● **Provided material**

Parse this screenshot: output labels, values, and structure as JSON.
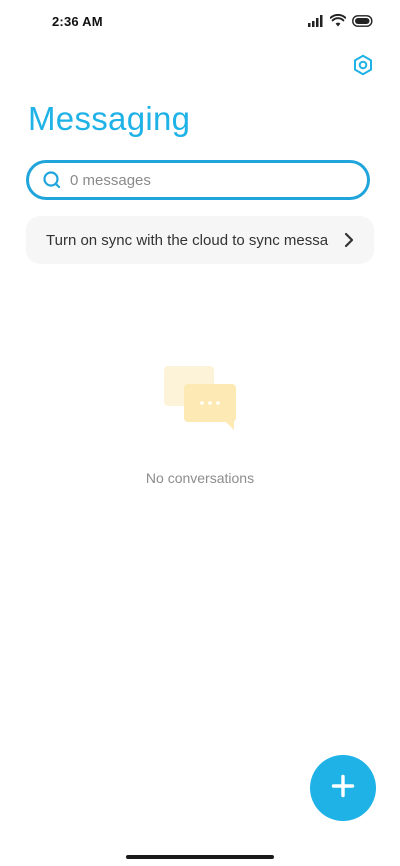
{
  "status_bar": {
    "time": "2:36 AM",
    "icons": [
      "signal-icon",
      "wifi-icon",
      "battery-icon"
    ]
  },
  "header": {
    "title": "Messaging",
    "settings_icon": "settings-icon"
  },
  "search": {
    "placeholder": "0 messages",
    "value": "",
    "icon": "search-icon"
  },
  "sync_banner": {
    "text": "Turn on sync with the cloud to sync messa",
    "icon": "chevron-right-icon"
  },
  "empty_state": {
    "illustration": "chat-bubbles-icon",
    "text": "No conversations"
  },
  "fab": {
    "icon": "plus-icon"
  },
  "colors": {
    "accent": "#1fb2e6",
    "search_border": "#1fa5db",
    "card_bg": "#f6f6f6",
    "muted_text": "#8c8c8c",
    "illustration": "#fde9b4"
  }
}
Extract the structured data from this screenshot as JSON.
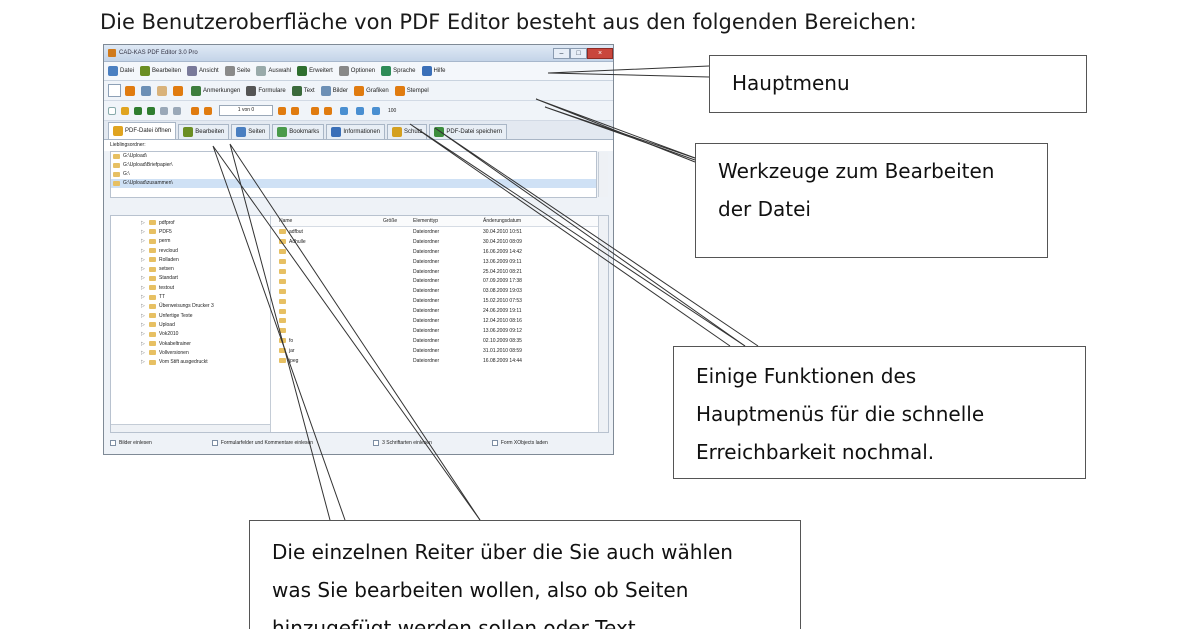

● **Short task**
Print out every entry above without changing a word, and leave out the pictures.

● **Complete response**
Parse this screenshot: output labels, values, and structure as JSON.
{
  "status_bar": {
    "time": "2:36 AM",
    "icons": [
      "signal-icon",
      "wifi-icon",
      "battery-icon"
    ]
  },
  "header": {
    "title": "Messaging",
    "settings_icon": "settings-icon"
  },
  "search": {
    "placeholder": "0 messages",
    "value": "",
    "icon": "search-icon"
  },
  "sync_banner": {
    "text": "Turn on sync with the cloud to sync messa",
    "icon": "chevron-right-icon"
  },
  "empty_state": {
    "illustration": "chat-bubbles-icon",
    "text": "No conversations"
  },
  "fab": {
    "icon": "plus-icon"
  },
  "colors": {
    "accent": "#1fb2e6",
    "search_border": "#1fa5db",
    "card_bg": "#f6f6f6",
    "muted_text": "#8c8c8c",
    "illustration": "#fde9b4"
  }
}
Extract the structured data from this screenshot as JSON.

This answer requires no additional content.